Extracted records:
▼

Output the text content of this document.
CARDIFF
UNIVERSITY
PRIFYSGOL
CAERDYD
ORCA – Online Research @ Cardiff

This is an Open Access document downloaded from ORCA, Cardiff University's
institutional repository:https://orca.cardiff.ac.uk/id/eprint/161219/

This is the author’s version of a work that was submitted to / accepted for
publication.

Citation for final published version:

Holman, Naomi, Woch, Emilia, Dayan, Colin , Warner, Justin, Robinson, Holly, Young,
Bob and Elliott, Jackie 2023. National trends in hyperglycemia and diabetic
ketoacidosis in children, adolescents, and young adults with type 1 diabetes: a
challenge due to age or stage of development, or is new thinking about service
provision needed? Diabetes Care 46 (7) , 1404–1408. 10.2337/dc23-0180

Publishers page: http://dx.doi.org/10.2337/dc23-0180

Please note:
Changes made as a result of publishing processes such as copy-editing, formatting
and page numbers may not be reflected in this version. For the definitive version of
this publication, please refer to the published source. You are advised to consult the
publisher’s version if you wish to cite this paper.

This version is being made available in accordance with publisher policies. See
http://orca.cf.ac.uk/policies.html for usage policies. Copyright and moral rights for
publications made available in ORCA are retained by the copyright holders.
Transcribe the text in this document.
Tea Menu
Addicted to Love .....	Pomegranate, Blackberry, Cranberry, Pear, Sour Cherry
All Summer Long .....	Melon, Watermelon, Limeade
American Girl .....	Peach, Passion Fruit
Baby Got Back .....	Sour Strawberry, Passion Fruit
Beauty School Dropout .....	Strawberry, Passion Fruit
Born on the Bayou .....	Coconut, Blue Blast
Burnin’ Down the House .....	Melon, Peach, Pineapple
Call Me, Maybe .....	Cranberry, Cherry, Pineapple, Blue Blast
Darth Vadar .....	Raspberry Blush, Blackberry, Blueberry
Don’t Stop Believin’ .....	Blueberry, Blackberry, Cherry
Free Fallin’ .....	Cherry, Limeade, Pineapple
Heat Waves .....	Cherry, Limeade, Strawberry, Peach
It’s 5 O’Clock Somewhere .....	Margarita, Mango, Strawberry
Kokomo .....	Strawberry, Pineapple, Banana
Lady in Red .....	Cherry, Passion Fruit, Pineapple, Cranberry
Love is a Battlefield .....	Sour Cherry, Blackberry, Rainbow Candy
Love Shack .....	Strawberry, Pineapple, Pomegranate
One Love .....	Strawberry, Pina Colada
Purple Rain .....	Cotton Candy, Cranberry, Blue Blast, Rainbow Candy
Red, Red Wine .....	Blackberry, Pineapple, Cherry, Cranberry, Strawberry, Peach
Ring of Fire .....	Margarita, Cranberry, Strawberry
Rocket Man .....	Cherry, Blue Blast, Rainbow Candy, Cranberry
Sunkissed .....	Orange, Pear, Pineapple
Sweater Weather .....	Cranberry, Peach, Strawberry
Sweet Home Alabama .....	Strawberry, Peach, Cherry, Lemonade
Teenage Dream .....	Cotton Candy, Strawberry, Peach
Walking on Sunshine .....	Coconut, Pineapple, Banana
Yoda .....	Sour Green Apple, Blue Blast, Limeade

▲

TASK TO COMPLETE:
Look above for lines with the word "page" and copy them all.

REPLY:
Publishers page: http://dx.doi.org/10.2337/dc23-0180
and page numbers may not be reflected in this version. For the definitive version of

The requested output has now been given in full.